┌─ Page

Of course, it needs to be said that Lacuna Coil took way too fucking long soundchecking. There were maybe 300 people left in the venue when The Black Dahlia Murder closed up, but LC still did a 15-minute check, and lost a lot of what energy was left in the crowd. The professionalism in doing so is admirable, and it was a great chance, maybe the last one for a while, to see Lacuna Coil so close up, but this is not what headlining the Mass Metalfest should be about, and a tighter, quicker check might have presented a better experience for all involved.


That's it for the first day, live from the New England Metalcore Festival.


Fucking Hell, Man, Just Look At This Schedule. When The Fuck Are We Supposed To Eat?

Embrace The End - 5/7
Maybe it was just the new day, and a fresh start, but this bunch of metalcore sounded fairly fresh, mostly brutal hardcore with a few metal touches. Despite the short set, they still came off as pretty good.

Despite having very little interest in anyone going on until Immolation, I sat through band after band; a quality spot with between-set seating this far forward (right in front of the mixing board, on the last level before the floor, basically the same spot I saw Morbid Angel et al from) is hard to find and needs to be defended.

At All Cost - 5/7
Another moderately interesting, moderately original metalcore act, these Texans mix traditional hard rock concepts and structures back into hardcore, and the result is interesting, if not always immediately compelling. The highlight of their set was probably the singer briefly carrying the lead guitarist on his shoulders; the music was decent enough, but with so many bands in the same ouevre, it's the little tricks that can set them apart.

Ion Dissonance - 6/7
After a lot of metalcore crossbreeds, it was refreshing to get a shot like this of straight, pure, unceasingly brutal East Coast Hardcore. Good stuff, though despite the occasional Slayer riff, this wasn't really material I had a heavy interest in.

Into The Moat - 4/7
Cool in places, and the give-and-take with the crowd was neat, but this kind of hardcore that is complicated chiefly for its own sake isn't going to really turn my opinion on it (negative, despite my love for technical and neo-Brechtian death and black metal) around -- or at least not through the agency of this band.

Immolation - 6/7
While not quite as shred- or focus-impressive as Necrophagist, they blew out a solid fucking set, drove out the posers, and gave people waiting for the night bill a shot in the arm. Far too damn short, but what are you gonna do? (Besides go to Death In The Forest, of course; I'll have to see if I can make it out for that.)

└─

▶ **What to work on**:
1. Answer these from the festival review:
(a) How long did Lacuna Coil's soundcheck last?
(b) What score did Into The Moat receive?
(c) Which state are the members of At All Cost from?
2. Write the next part of the festival review, starting after the Immolation entry.
The material after this comes from a different source.

┌─ Given material

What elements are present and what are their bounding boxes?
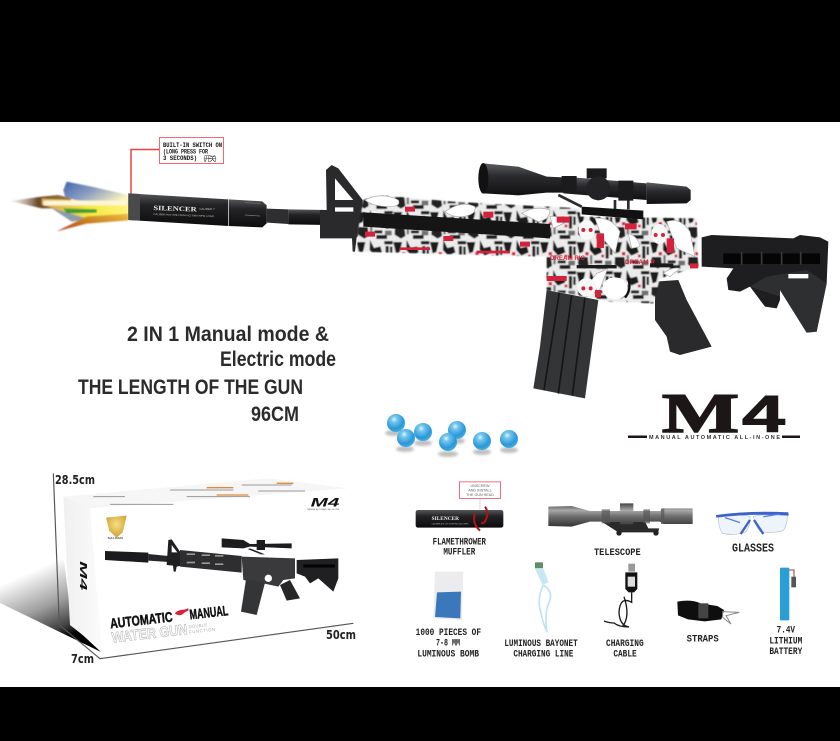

└─

▶ **Results by task**:
1.
(a) 15 minutes
(b) 4/7
(c) Texas

2.
Since The Flood - 6/7
A hardcore tour de force, with more melodics than usual, but no less punch. I'm not really in this scene, but even as an outsider I can dig it done well.

Scars Of Tomorrow - 4/7
I caught the end of their set coming back from my extremely early dinner, and while they weren't bad for metal-influenced hardcore, they did come off as pretty average. Missing them to fuel up for the coming stretch ranks as an acceptable loss.

Skinless - 6.5/7
This showcase of hardcore-driven death metal was actually coming in below 6...and then the "Tsunami of Death" was invoked, a full-steam pit-versus-pit assault that with this much room on the floor, is probably more extreme than even the classical "Wall of Death". And people did it, and the slaugher was both mighty and awesome. If I had even one good knee, I would have joined in, preferably up at the rail receiving the wave so I could try and wash some people up onto the stage. If you don't know what the fuck this is about, go see this band -- the music is pretty awesome anyways -- and find out your own risk.

100 Demons - 6/7
Though they may be called 'metalcore' these days, this is what used to be called "crossover" back when Suicidal Tendencies and Cryptic Slaughter were doing it, and it still kicks ass. There's slightly more to crossover than the shorthand "thrash metal with hardcore breakdowns", but really, what do you need beyond that? Good stuff.

Caliban - 7/7
This set was so awesome I thought I was watching Heaven Shall Burn. Seriously, a great live show should take you somewhere else, push you to somewhere new, and these guys did exactly that, while being both less emo and more original than they are on record.

Hate Eternal - 7/7
Even major equipment failure in the mixing board couldn't keep Eric and company down. This set started with immense technical difficulties -- no sound in the guitar at all -- but the band overcame them and proceeded to totally slaughter.
No "Behold Judas" -- maybe we should have yelled louder.

God Forbid - 7/7
Since Shadows Fall wasn't playing, it was up to God Forbid to show exactly how huge a gulf the NWOAHM has between imitators and originators. A thoroughly incredible set of material both old and new, but concentrating mostly on Constitution....

Suffocation - 6.5/7
A colossal set, but Frank still doesn't totally have a handle on when to shut up. They seemed much more comfortable as a band this time around than when I saw them here three years ago, and much more comfortable with this venue than they were at Wacken this past summer.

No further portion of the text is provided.